> Set exercise
In the entries below, find the lines that contain the word "image" and copy them.

--- --- ---

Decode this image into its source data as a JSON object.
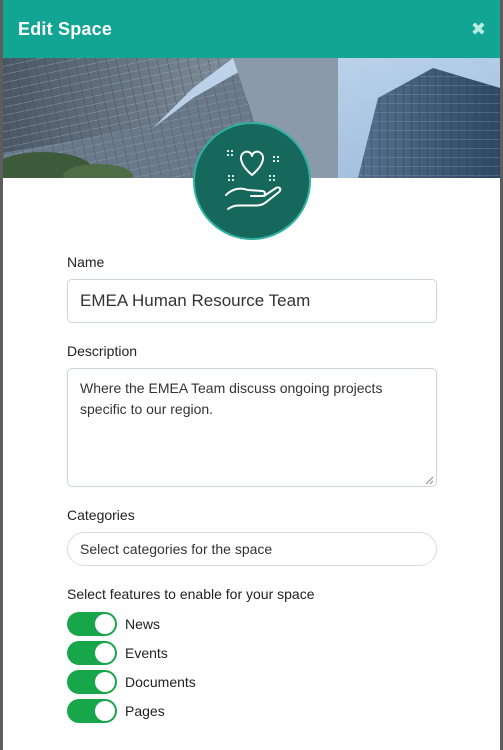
{
  "dialog": {
    "title": "Edit Space",
    "close_glyph": "✖"
  },
  "banner": {
    "image": "city-buildings-photo"
  },
  "space_icon": {
    "icon": "heart-hand-icon",
    "color": "#16675c"
  },
  "form": {
    "name_label": "Name",
    "name_value": "EMEA Human Resource Team",
    "description_label": "Description",
    "description_value": "Where the EMEA Team discuss ongoing projects specific to our region.",
    "categories_label": "Categories",
    "categories_placeholder": "Select categories for the space",
    "features_label": "Select features to enable for your space",
    "features": [
      {
        "label": "News",
        "enabled": true
      },
      {
        "label": "Events",
        "enabled": true
      },
      {
        "label": "Documents",
        "enabled": true
      },
      {
        "label": "Pages",
        "enabled": true
      }
    ]
  },
  "colors": {
    "header": "#13a593",
    "toggle_on": "#17a64a"
  }
}
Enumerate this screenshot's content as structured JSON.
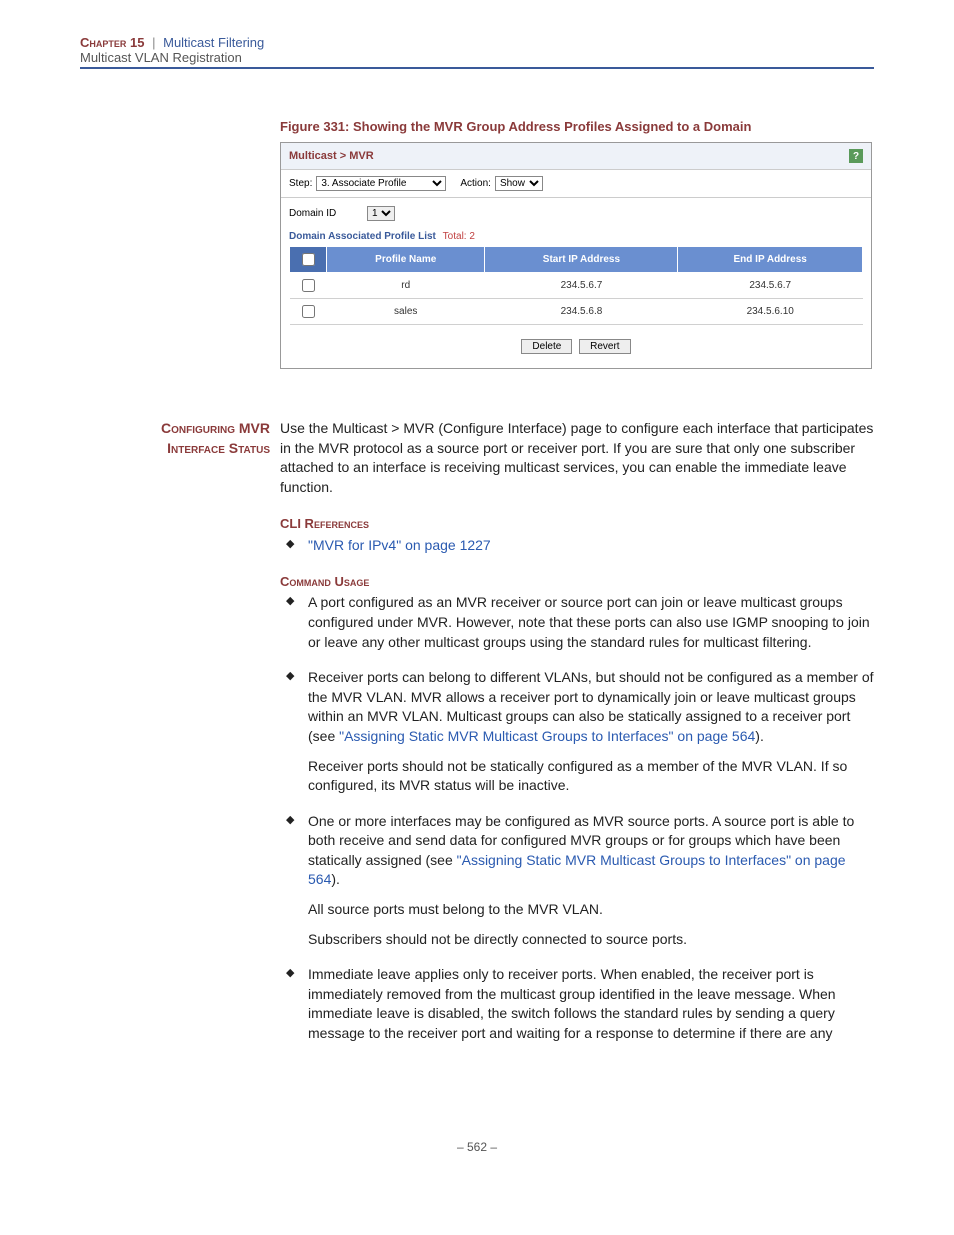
{
  "header": {
    "chapter": "Chapter 15",
    "section": "Multicast Filtering",
    "subsection": "Multicast VLAN Registration"
  },
  "figure": {
    "caption": "Figure 331:  Showing the MVR Group Address Profiles Assigned to a Domain"
  },
  "screenshot": {
    "breadcrumb": "Multicast > MVR",
    "step_label": "Step:",
    "step_value": "3. Associate Profile",
    "action_label": "Action:",
    "action_value": "Show",
    "domain_id_label": "Domain ID",
    "domain_id_value": "1",
    "list_label": "Domain Associated Profile List",
    "list_total_label": "Total: 2",
    "columns": [
      "Profile Name",
      "Start IP Address",
      "End IP Address"
    ],
    "rows": [
      {
        "name": "rd",
        "start": "234.5.6.7",
        "end": "234.5.6.7"
      },
      {
        "name": "sales",
        "start": "234.5.6.8",
        "end": "234.5.6.10"
      }
    ],
    "delete_btn": "Delete",
    "revert_btn": "Revert"
  },
  "section": {
    "title_line1": "Configuring MVR",
    "title_line2": "Interface Status",
    "intro": "Use the Multicast > MVR (Configure Interface) page to configure each interface that participates in the MVR protocol as a source port or receiver port. If you are sure that only one subscriber attached to an interface is receiving multicast services, you can enable the immediate leave function.",
    "cli_heading": "CLI References",
    "cli_link": "\"MVR for IPv4\" on page 1227",
    "usage_heading": "Command Usage",
    "bullets": {
      "b1": "A port configured as an MVR receiver or source port can join or leave multicast groups configured under MVR. However, note that these ports can also use IGMP snooping to join or leave any other multicast groups using the standard rules for multicast filtering.",
      "b2_p1_a": "Receiver ports can belong to different VLANs, but should not be configured as a member of the MVR VLAN. MVR allows a receiver port to dynamically join or leave multicast groups within an MVR VLAN. Multicast groups can also be statically assigned to a receiver port (see ",
      "b2_link": "\"Assigning Static MVR Multicast Groups to Interfaces\" on page 564",
      "b2_p1_b": ").",
      "b2_p2": "Receiver ports should not be statically configured as a member of the MVR VLAN. If so configured, its MVR status will be inactive.",
      "b3_p1_a": "One or more interfaces may be configured as MVR source ports. A source port is able to both receive and send data for configured MVR groups or for groups which have been statically assigned (see ",
      "b3_link": "\"Assigning Static MVR Multicast Groups to Interfaces\" on page 564",
      "b3_p1_b": ").",
      "b3_p2": "All source ports must belong to the MVR VLAN.",
      "b3_p3": "Subscribers should not be directly connected to source ports.",
      "b4": "Immediate leave applies only to receiver ports. When enabled, the receiver port is immediately removed from the multicast group identified in the leave message. When immediate leave is disabled, the switch follows the standard rules by sending a query message to the receiver port and waiting for a response to determine if there are any"
    }
  },
  "page_number": "–  562  –"
}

--- --- ---

> The completed task
Decode this image into its source data as a JSON object.
    "image": "city-buildings-photo"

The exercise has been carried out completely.